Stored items
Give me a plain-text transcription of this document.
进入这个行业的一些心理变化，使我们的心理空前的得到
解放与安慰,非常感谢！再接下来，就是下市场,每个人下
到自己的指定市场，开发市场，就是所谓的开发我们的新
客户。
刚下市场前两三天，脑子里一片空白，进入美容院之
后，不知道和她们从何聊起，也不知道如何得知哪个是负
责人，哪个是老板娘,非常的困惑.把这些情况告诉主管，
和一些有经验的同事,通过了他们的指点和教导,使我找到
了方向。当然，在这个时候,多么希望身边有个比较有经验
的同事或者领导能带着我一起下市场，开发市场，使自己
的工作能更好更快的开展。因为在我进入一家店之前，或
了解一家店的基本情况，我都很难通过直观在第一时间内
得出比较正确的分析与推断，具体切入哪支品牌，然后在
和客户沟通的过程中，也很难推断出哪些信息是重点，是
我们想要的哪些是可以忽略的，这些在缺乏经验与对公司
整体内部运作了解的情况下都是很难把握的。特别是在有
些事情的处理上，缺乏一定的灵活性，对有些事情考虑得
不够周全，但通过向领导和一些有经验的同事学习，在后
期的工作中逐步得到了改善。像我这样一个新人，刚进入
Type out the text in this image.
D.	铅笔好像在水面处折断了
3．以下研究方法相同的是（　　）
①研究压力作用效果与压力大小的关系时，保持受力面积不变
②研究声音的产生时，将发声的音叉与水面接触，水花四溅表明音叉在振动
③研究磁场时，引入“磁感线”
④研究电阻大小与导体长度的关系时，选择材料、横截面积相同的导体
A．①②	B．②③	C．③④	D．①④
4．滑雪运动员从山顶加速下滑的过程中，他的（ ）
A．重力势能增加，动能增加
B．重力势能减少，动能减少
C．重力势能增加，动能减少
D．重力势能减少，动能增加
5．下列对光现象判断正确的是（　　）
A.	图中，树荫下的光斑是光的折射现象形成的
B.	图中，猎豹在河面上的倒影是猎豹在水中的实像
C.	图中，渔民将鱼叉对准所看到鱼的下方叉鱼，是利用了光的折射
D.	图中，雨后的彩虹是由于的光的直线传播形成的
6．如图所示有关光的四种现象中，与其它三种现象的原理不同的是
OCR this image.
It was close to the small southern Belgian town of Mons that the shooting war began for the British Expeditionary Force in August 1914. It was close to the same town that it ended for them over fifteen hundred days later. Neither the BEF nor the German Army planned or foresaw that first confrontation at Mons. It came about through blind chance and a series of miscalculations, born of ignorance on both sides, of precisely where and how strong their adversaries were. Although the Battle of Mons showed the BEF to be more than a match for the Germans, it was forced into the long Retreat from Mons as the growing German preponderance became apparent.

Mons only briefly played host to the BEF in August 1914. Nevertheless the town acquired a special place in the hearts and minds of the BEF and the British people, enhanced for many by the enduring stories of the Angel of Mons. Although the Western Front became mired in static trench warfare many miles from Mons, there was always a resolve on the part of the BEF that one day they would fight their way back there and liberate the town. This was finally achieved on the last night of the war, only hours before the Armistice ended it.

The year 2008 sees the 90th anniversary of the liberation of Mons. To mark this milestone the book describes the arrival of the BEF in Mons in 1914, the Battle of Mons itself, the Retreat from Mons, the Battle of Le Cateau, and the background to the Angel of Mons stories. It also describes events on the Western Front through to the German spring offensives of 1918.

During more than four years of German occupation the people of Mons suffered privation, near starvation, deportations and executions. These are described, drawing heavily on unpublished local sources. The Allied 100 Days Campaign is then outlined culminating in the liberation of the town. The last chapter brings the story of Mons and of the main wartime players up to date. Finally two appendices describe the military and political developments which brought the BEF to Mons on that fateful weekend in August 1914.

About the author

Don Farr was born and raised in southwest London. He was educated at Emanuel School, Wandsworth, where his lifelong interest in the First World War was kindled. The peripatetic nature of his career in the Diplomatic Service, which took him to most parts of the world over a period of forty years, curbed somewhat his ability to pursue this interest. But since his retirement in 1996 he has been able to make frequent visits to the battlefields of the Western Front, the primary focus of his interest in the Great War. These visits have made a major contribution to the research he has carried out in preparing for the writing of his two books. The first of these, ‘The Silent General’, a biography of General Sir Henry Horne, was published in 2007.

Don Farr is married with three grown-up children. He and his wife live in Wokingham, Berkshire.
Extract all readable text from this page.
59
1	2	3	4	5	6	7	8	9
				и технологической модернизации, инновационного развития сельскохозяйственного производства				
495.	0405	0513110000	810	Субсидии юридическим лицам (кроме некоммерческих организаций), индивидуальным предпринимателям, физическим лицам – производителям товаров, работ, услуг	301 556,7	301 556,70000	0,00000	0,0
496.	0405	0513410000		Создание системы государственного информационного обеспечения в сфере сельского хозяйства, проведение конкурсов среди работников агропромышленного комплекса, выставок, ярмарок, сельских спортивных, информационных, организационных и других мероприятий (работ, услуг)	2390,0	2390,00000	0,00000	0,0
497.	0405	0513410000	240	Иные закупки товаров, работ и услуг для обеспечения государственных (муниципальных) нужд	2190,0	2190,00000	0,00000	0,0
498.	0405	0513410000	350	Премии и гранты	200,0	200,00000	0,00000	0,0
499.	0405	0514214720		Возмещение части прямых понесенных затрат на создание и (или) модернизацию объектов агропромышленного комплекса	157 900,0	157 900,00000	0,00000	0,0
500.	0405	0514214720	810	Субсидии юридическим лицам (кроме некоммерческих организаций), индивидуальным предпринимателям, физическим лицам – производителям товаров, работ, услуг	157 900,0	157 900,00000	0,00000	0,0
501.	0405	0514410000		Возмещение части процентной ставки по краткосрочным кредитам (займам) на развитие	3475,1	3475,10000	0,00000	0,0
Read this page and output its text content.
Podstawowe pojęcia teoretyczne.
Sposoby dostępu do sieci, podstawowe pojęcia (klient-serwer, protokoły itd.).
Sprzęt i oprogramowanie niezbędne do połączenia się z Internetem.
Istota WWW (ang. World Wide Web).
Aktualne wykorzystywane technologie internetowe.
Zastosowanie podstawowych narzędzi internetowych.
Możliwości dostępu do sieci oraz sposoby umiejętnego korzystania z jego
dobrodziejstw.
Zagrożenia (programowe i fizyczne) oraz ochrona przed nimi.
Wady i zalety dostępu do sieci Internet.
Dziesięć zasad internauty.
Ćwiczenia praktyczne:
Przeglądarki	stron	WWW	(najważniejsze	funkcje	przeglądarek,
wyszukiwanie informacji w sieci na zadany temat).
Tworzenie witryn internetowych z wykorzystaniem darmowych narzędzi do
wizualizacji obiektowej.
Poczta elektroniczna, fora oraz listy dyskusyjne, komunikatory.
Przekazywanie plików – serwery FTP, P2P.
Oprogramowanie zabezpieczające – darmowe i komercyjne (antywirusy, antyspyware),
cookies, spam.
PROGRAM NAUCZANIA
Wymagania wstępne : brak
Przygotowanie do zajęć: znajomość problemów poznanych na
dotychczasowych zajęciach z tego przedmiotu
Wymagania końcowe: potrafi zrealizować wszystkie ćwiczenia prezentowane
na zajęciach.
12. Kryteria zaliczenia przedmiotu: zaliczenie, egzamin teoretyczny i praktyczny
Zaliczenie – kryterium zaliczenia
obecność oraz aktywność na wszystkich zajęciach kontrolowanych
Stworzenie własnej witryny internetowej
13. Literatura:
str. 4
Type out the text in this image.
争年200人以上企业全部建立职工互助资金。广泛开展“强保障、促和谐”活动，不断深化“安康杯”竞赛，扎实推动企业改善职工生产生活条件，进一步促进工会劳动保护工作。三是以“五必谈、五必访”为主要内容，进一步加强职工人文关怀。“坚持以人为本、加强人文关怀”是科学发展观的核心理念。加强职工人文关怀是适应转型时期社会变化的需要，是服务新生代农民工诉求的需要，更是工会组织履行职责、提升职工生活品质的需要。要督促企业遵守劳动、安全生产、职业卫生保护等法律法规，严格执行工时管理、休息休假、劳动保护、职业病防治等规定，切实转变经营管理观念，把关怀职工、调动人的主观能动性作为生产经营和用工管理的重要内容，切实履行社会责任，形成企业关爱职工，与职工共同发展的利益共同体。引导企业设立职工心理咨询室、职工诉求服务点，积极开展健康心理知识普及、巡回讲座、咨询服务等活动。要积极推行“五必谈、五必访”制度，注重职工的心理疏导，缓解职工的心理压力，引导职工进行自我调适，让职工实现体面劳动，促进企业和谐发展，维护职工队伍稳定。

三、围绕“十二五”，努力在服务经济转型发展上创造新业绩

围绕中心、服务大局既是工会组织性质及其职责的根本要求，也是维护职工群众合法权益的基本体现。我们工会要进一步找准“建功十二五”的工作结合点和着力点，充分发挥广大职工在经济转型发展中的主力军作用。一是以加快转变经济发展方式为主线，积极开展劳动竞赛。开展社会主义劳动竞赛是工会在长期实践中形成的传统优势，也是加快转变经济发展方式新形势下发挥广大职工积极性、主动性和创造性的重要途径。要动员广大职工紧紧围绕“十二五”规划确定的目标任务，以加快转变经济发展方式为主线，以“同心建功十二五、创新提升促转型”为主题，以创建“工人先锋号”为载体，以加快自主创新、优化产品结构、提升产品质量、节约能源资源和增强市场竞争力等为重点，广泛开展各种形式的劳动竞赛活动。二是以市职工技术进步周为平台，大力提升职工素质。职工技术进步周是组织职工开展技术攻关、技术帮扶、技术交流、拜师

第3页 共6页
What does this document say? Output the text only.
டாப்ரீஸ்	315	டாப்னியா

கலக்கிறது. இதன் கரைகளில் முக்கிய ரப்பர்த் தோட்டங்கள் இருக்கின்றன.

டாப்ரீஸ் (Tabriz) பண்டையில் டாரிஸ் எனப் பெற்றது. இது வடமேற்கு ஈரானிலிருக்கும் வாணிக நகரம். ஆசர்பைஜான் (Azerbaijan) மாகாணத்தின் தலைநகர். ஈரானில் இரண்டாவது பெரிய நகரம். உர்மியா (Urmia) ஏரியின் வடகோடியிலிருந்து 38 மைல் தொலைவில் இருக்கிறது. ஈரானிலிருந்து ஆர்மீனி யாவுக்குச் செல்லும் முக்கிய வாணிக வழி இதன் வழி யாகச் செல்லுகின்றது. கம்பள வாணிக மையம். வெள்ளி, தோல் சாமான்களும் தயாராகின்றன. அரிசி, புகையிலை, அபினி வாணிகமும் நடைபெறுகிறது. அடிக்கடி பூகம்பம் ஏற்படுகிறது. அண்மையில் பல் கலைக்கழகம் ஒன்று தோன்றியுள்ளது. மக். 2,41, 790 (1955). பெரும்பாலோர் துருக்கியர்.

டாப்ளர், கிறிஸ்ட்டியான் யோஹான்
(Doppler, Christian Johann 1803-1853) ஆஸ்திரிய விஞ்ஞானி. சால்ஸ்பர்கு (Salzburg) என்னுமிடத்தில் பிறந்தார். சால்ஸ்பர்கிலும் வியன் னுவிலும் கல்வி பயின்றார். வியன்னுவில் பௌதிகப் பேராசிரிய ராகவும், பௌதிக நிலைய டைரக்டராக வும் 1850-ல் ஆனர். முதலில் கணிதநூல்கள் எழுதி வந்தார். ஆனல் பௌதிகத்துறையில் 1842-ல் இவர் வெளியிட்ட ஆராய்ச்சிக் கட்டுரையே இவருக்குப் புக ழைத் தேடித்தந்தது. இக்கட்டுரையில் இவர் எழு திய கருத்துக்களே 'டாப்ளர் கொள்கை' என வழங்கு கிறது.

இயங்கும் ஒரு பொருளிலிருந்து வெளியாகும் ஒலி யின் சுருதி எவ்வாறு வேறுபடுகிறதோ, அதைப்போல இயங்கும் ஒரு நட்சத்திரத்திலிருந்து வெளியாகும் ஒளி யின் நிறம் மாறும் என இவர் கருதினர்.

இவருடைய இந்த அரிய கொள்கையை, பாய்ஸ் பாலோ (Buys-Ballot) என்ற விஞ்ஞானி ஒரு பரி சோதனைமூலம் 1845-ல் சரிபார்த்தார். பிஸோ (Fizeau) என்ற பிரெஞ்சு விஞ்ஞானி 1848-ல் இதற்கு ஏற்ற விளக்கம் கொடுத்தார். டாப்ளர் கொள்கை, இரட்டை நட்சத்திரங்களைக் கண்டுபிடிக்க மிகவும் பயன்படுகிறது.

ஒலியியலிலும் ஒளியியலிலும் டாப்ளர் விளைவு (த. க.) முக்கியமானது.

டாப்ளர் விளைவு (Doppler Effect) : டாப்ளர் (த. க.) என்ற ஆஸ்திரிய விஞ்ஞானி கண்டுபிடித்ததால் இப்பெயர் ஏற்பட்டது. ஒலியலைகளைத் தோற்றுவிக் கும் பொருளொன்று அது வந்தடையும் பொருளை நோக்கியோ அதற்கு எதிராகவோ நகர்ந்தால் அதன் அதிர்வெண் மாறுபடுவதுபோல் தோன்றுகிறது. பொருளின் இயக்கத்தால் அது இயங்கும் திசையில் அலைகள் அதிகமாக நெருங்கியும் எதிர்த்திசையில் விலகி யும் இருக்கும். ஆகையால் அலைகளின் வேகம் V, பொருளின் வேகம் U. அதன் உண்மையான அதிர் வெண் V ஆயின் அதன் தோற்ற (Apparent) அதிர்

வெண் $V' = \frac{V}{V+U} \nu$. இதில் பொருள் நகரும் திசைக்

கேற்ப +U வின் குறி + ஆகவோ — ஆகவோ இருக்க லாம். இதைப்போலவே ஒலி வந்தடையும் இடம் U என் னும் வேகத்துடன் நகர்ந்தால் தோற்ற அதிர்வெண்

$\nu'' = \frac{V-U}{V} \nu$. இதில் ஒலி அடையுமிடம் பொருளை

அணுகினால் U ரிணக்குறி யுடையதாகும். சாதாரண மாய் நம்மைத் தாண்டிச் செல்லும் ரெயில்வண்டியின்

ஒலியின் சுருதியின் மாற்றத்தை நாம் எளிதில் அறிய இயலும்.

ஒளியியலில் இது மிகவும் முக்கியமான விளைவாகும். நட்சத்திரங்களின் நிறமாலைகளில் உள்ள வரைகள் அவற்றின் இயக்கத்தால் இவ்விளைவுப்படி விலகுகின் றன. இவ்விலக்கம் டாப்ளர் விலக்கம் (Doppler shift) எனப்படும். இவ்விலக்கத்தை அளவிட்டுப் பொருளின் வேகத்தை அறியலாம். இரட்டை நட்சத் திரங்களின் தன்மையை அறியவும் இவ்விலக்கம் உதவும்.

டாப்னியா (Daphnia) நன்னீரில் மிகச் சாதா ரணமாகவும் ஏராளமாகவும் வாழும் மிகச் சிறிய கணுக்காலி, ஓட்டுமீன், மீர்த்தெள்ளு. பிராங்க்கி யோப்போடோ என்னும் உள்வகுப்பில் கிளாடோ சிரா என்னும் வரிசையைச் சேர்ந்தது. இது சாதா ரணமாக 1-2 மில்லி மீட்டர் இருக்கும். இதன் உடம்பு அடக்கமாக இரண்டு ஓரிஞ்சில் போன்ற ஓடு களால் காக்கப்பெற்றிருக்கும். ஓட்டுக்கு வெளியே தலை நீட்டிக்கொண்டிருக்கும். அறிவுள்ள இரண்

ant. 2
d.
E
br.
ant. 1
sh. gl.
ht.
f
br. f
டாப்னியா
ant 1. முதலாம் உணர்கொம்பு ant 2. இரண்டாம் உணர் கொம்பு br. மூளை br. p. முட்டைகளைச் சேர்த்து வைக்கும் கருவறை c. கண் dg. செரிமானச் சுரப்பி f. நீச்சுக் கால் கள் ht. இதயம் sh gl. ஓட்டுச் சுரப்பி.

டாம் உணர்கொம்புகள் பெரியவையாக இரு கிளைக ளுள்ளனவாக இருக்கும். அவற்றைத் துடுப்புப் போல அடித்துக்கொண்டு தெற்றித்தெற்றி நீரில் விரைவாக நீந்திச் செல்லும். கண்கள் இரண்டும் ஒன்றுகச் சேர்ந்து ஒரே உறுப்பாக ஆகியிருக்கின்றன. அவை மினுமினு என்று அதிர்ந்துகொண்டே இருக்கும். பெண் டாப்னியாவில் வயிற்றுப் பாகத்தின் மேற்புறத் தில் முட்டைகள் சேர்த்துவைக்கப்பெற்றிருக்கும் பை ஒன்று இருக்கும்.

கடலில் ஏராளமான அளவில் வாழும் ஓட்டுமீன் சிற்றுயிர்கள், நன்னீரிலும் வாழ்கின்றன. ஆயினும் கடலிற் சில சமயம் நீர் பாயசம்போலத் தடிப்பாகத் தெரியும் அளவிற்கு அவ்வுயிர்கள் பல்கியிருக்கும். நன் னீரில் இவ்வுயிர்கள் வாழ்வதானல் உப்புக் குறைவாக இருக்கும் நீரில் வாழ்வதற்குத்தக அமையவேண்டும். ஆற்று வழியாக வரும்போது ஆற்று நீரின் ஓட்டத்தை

_AIM_
Check each line of the data above for the string "internetowych" and report only how many lines have it.

_SOLUTION_
2